Records from a collection:
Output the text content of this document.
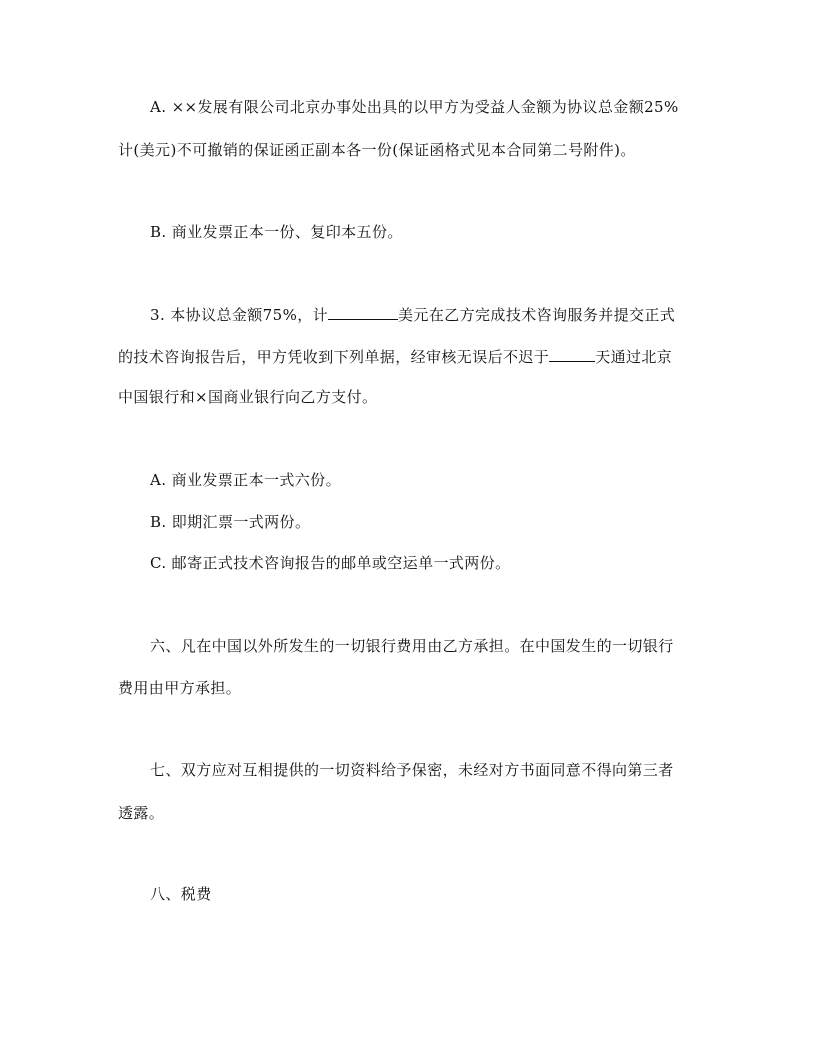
A. ××发展有限公司北京办事处出具的以甲方为受益人金额为协议总金额25%
计(美元)不可撤销的保证函正副本各一份(保证函格式见本合同第二号附件)。
B. 商业发票正本一份、复印本五份。
3. 本协议总金额75%，计	美元在乙方完成技术咨询服务并提交正式
的技术咨询报告后，甲方凭收到下列单据，经审核无误后不迟于	天通过北京
中国银行和×国商业银行向乙方支付。
A. 商业发票正本一式六份。
B. 即期汇票一式两份。
C. 邮寄正式技术咨询报告的邮单或空运单一式两份。
六、凡在中国以外所发生的一切银行费用由乙方承担。在中国发生的一切银行
费用由甲方承担。
七、双方应对互相提供的一切资料给予保密，未经对方书面同意不得向第三者
透露。
八、税费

## Problem to work on
Every record gets retyped exactly; no picture goes into the copy.

## Reply
Output the text content of this document.
A. ××发展有限公司北京办事处出具的以甲方为受益人金额为协议总金额25%
计(美元)不可撤销的保证函正副本各一份(保证函格式见本合同第二号附件)。
B. 商业发票正本一份、复印本五份。
3. 本协议总金额75%，计	美元在乙方完成技术咨询服务并提交正式
的技术咨询报告后，甲方凭收到下列单据，经审核无误后不迟于	天通过北京
中国银行和×国商业银行向乙方支付。
A. 商业发票正本一式六份。
B. 即期汇票一式两份。
C. 邮寄正式技术咨询报告的邮单或空运单一式两份。
六、凡在中国以外所发生的一切银行费用由乙方承担。在中国发生的一切银行
费用由甲方承担。
七、双方应对互相提供的一切资料给予保密，未经对方书面同意不得向第三者
透露。
八、税费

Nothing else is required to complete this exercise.